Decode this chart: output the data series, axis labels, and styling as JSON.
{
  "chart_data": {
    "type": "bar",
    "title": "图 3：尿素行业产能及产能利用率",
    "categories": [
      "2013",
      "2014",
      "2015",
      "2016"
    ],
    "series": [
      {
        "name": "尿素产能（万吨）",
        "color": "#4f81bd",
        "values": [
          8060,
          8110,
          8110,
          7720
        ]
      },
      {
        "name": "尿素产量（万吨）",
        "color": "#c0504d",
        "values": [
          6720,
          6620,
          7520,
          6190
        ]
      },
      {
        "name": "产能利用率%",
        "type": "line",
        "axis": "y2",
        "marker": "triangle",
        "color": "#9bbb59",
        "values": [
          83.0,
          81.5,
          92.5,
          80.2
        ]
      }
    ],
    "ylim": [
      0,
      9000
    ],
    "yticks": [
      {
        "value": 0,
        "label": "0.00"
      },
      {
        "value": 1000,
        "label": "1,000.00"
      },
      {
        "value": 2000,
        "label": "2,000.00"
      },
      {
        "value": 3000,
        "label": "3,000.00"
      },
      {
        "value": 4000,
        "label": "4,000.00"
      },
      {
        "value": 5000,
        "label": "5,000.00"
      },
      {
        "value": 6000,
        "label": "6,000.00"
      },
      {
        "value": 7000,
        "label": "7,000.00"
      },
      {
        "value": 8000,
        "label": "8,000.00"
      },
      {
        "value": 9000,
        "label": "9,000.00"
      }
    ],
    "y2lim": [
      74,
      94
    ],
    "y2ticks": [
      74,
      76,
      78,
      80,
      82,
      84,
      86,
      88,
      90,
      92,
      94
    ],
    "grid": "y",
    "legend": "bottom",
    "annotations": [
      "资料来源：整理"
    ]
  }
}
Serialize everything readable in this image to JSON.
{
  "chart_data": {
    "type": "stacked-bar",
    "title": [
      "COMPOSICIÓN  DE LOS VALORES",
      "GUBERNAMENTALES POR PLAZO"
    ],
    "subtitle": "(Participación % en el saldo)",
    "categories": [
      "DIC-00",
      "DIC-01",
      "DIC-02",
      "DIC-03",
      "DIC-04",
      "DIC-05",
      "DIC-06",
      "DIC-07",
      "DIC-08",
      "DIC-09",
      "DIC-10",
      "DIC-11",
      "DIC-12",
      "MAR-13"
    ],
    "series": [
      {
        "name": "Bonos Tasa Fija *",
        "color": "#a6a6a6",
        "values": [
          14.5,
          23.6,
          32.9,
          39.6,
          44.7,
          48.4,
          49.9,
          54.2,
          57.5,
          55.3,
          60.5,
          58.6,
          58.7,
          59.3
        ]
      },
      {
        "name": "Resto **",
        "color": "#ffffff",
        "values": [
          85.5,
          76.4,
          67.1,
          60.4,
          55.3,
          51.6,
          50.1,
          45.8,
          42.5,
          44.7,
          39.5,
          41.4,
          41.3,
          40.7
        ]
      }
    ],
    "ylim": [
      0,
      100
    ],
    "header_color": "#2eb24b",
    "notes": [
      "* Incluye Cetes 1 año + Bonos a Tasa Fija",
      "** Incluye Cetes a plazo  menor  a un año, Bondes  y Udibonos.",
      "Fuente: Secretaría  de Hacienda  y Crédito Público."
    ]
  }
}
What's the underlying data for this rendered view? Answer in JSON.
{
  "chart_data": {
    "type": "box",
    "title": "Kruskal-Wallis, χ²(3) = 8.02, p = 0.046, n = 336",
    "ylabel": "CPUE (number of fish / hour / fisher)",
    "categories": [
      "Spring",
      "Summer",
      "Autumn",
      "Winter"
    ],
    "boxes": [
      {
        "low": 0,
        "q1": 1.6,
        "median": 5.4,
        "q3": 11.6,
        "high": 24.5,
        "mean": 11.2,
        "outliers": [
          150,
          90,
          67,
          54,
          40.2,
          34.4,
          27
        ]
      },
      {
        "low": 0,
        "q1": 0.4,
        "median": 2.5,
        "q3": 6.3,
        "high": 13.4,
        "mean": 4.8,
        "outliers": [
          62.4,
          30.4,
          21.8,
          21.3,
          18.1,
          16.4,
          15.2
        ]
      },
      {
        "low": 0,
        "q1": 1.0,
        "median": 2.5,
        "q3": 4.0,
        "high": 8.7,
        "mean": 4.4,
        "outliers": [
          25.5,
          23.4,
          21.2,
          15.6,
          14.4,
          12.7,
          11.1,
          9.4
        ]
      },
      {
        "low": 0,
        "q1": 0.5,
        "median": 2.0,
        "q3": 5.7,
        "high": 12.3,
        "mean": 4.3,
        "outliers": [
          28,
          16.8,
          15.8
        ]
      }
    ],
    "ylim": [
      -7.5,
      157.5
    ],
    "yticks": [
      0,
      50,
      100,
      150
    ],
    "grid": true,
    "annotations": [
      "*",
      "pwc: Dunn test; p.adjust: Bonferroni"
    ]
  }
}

**To be done**. From the data above, pick out each line containing "Cetes" and copy it.

**Worked solution**.
      "* Incluye Cetes 1 año + Bonos a Tasa Fija",
      "** Incluye Cetes a plazo  menor  a un año, Bondes  y Udibonos.",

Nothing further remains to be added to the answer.